_ПРИВЕДЁННЫЙ ТЕКСТ_
====

Энциклопедическая справка о том, что Рутенберг сотрудничал с французскими интервентами, подтверждается. Однако в чём выражалось его сотрудничество, точно выяснить невозможно. В «политической круговерти» активное участие принимал известный адвокат Маргулис, которого тот же Деникин в своих воспоминаниях называет «политическим маклером от крупной еврейской буржуазии».
Мы знаем, что Рутенберг, возвращаясь в Россию, запасся двумя рекомендательными письмами от швейцарского сионистского центра. Одно он вручил в Петрограде банкиру Губинштейну, второе письмо было на Украину, очень может быть, что к Маргулису. Так или иначе, Рутенберг оказался именно возле него, а тот был близок к командованию французских интервентов. В опубликованных дневниках Маргулиса многие страницы начинались с фразы: «Сегодня с утра у полковника Фредеибера» (главный представитель французов по всем городским делам). И на одной из страниц дневника мы читаем о том, как он (Маргулис) «в этот день придя к полковнику Фреденберу, застал у него среди других и эсера Рутенберга». В скобках уточнение: «тот, который участвовал в убийстве Гапона».
Между прочим, вскоре после опубликования дневников Маргулиса появились воспоминания ещё одного «героя» «одесской круговерти» — Баркевича, который резко критиковал эти дневники, обвиняя их автора в неточности и необъективности оценок участников событий.

====

_ФРАГМЕНТ НАБОРА ДАННЫХ_
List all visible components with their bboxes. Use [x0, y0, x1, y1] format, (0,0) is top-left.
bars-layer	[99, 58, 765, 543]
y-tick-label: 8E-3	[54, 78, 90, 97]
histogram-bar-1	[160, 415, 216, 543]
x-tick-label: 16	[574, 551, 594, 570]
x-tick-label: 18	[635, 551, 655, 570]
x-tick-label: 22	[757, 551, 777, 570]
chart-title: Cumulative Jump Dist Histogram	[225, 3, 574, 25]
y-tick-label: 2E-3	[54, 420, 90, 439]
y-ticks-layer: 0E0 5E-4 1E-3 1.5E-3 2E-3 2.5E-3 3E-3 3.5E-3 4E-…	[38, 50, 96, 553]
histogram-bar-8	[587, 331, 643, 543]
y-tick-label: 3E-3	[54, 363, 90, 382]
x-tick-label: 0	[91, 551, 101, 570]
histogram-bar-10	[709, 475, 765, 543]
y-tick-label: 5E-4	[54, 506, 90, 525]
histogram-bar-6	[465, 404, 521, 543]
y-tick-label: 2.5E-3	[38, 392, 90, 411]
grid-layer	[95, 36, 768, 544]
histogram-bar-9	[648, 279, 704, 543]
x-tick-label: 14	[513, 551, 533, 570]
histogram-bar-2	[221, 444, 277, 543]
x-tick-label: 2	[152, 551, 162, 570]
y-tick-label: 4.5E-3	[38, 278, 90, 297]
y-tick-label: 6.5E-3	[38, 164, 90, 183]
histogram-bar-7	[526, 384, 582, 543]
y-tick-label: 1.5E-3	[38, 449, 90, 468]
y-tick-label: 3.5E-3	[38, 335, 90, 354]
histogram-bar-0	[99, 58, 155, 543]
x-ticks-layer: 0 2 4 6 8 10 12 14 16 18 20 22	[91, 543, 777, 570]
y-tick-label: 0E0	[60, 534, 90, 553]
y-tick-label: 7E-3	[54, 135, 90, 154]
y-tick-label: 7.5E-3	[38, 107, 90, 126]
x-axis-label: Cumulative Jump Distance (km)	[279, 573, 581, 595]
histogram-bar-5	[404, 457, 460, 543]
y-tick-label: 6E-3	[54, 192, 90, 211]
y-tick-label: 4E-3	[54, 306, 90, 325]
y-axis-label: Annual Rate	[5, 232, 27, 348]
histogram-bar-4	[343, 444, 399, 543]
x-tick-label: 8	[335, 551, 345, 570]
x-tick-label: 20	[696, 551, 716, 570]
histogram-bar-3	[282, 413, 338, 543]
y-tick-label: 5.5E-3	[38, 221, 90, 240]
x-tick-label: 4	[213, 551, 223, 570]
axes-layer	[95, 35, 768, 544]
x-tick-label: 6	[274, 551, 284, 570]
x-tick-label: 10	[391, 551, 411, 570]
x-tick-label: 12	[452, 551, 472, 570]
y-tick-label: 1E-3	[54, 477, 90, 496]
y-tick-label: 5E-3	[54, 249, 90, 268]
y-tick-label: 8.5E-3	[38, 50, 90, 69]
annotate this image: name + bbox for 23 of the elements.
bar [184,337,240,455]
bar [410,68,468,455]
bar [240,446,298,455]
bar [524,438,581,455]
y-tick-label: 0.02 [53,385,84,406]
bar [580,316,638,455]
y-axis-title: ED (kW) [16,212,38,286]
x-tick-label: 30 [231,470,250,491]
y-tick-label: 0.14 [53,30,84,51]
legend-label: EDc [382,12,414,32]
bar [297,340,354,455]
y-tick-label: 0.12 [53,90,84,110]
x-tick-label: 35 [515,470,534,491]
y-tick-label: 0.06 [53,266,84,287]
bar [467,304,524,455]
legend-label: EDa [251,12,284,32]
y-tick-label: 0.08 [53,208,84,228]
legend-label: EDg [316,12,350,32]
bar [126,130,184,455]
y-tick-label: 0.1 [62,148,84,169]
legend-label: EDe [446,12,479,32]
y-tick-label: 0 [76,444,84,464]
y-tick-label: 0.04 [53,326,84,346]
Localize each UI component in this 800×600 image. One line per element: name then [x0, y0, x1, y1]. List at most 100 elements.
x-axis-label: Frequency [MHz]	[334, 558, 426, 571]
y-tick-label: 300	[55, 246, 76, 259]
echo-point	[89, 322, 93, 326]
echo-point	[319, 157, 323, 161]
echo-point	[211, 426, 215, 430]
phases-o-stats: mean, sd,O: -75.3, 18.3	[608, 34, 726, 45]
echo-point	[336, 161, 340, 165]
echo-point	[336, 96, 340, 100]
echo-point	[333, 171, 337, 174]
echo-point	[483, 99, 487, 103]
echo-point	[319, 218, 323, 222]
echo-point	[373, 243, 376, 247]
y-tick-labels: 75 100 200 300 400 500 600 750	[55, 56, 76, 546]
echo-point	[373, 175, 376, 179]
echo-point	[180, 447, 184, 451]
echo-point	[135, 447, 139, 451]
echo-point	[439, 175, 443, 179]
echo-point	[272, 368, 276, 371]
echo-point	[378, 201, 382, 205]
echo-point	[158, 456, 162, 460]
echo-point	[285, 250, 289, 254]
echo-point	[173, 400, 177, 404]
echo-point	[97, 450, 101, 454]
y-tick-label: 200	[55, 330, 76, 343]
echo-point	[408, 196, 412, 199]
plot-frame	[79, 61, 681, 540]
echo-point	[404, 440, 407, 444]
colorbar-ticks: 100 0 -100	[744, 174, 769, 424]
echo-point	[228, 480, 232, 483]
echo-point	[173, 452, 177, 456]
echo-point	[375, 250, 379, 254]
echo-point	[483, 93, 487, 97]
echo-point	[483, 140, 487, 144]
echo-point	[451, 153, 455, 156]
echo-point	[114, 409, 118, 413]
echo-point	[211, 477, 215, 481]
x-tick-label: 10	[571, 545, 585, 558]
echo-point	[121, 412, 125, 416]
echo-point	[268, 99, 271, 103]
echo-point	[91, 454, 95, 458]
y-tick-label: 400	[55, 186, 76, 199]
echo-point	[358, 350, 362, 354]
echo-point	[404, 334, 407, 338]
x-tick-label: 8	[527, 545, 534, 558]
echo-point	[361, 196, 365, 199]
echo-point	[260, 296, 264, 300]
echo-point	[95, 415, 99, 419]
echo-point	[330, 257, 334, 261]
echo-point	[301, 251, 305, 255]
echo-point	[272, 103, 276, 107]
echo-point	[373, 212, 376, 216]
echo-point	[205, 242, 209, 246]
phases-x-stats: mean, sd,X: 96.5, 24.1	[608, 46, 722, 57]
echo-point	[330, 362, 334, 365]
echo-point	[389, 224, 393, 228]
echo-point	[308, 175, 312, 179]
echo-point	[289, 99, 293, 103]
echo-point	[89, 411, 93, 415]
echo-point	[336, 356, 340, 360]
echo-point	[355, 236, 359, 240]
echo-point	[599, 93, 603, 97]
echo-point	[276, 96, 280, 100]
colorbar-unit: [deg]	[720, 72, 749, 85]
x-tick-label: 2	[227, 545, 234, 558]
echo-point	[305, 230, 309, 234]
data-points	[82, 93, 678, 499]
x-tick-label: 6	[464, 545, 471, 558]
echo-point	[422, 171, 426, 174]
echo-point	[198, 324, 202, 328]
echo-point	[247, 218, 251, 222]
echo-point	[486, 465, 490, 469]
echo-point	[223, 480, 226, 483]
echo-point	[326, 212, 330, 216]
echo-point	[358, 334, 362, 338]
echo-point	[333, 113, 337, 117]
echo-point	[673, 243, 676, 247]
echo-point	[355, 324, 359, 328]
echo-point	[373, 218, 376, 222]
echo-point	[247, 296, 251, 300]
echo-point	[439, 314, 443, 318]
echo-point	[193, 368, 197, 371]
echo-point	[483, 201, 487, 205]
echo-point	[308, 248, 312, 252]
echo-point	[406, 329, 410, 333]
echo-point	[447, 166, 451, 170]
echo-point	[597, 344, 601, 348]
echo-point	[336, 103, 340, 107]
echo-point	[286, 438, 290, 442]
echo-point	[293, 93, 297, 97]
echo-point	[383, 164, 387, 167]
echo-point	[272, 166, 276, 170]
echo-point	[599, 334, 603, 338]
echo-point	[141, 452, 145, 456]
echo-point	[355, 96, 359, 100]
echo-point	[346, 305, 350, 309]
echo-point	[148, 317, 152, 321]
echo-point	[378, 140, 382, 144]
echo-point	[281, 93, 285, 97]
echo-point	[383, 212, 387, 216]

====

_ЗАДАНИЕ_
Продолжите текст о связях Рутенберга с французскими интервентами, начиная сразу после его последнего предложения.

_ПИСЬМЕННЫЙ ОТВЕТ_
Нас, однако, не интересуют подробности о том, что не поделили Баркевич с Маргулисом, зато нам интересно, что и в воспоминаниях Баркевича тоже появляется Рутенберг, который стал для него тем человеком, от которого он впервые узнал, что интервенты начали покидать Одессу. И по воспоминаниям Баркевича тоже понятно, что Рутенберг был не последней фигурой в политической круговерти. Ещё по одному источнику, он был официальный! переводчиком при французском командовании и консультантом по местной обстановке. И ещё — будто бы он отвечал за снабжение Одессы продовольствием. А дальнейшее уточнение не вызывается необходимостью, важно, что и в то время Рутенберг подтвердил свою способность поворачиваться, как флюгер, — по возникшему ветру.
Однако он не бежал, как Маргулис, вместе с интервентами за границу, а остался в Одессе, где вопрос о власти решали уже не Маргулис совместно с французами из Бордо, а Красная Армия и большевики. Скандально известный белогвардейский журналист Пётр Пильский в воспоминаниях об Одессе того времени, опубликованных в Париже, в милюковских «Последних новостях», писал: «Кто только не воображал тогда, что держит в руках нашу Одессу-маму! И вальяжный адвокат Маргулис, который за преферансом в кругу друзей на еврейско-французском языке болтал о какой-то «порядочной» власти большевиков без чека! И бандит Мишка-Япончик, обещавший городу тихую анархию! И французские полковники, которые больше, чем большевиков, боялись собственных матросов, больше, чем русских, — большевиков и украинских незаможников! Был даже убийца Гапона эсер Рутенберг, тоже о чём-то хлопотавший и получавший паёк по списку № 1! Наконец, были и такие российские тузы, как Деникин, и Шульгин, и Гучков, и Годзянко, наверно, решившие, что судьба всей Госсии определится в Одессе! Был даже знаменитый впоследствии английский шпион, одессит по рождению Сидней Рейли, очевидно, на всякий случай приглядывавший за одесской вакханалией мудрым британским оком! Господи, кого там только не было! Всех их в одночасье степным сквозняком, как пыль, выдуло из города…»
Но вот Рутенберга как раз и не выдуло, и он оставался в Одессе до 1922 года, работал там инженером-электриком в порту и занимался мелкой коммерцией. А в 1922 году на греческом пароходе нелегально перебрался в Палестину и там сделал крупную карьеру в нефтяной и электрической промышленности, стал акционером нескольких компаний.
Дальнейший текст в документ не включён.